WORK TO COMPLETE:
Every record must be written out once more, with nothing added or omitted.

INPUT ROWS:
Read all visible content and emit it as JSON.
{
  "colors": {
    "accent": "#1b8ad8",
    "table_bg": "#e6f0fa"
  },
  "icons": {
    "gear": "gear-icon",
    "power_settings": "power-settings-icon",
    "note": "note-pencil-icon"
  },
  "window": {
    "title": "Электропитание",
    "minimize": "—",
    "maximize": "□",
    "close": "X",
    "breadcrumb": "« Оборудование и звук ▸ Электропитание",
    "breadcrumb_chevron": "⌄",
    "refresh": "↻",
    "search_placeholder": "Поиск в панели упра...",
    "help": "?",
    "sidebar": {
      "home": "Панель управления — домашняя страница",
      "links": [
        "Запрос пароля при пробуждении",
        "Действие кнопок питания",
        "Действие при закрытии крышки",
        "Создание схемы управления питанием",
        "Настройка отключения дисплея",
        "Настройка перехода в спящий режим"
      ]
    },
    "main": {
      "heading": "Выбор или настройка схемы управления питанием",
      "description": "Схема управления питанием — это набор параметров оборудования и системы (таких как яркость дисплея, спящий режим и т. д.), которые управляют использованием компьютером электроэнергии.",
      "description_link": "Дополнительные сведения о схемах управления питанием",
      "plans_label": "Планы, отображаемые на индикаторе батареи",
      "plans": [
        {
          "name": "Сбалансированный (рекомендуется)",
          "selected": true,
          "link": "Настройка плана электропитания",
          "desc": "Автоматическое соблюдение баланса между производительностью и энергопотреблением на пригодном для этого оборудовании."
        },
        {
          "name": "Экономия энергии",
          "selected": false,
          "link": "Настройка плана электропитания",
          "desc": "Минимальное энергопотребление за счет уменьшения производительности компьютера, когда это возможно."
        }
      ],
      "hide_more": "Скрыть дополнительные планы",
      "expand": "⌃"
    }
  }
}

RESULT FOR THIS EXERCISE:
Read all visible content and emit it as JSON.
{
  "colors": {
    "accent": "#1b8ad8",
    "table_bg": "#e6f0fa"
  },
  "icons": {
    "gear": "gear-icon",
    "power_settings": "power-settings-icon",
    "note": "note-pencil-icon"
  },
  "window": {
    "title": "Электропитание",
    "minimize": "—",
    "maximize": "□",
    "close": "X",
    "breadcrumb": "« Оборудование и звук ▸ Электропитание",
    "breadcrumb_chevron": "⌄",
    "refresh": "↻",
    "search_placeholder": "Поиск в панели упра...",
    "help": "?",
    "sidebar": {
      "home": "Панель управления — домашняя страница",
      "links": [
        "Запрос пароля при пробуждении",
        "Действие кнопок питания",
        "Действие при закрытии крышки",
        "Создание схемы управления питанием",
        "Настройка отключения дисплея",
        "Настройка перехода в спящий режим"
      ]
    },
    "main": {
      "heading": "Выбор или настройка схемы управления питанием",
      "description": "Схема управления питанием — это набор параметров оборудования и системы (таких как яркость дисплея, спящий режим и т. д.), которые управляют использованием компьютером электроэнергии.",
      "description_link": "Дополнительные сведения о схемах управления питанием",
      "plans_label": "Планы, отображаемые на индикаторе батареи",
      "plans": [
        {
          "name": "Сбалансированный (рекомендуется)",
          "selected": true,
          "link": "Настройка плана электропитания",
          "desc": "Автоматическое соблюдение баланса между производительностью и энергопотреблением на пригодном для этого оборудовании."
        },
        {
          "name": "Экономия энергии",
          "selected": false,
          "link": "Настройка плана электропитания",
          "desc": "Минимальное энергопотребление за счет уменьшения производительности компьютера, когда это возможно."
        }
      ],
      "hide_more": "Скрыть дополнительные планы",
      "expand": "⌃"
    }
  }
}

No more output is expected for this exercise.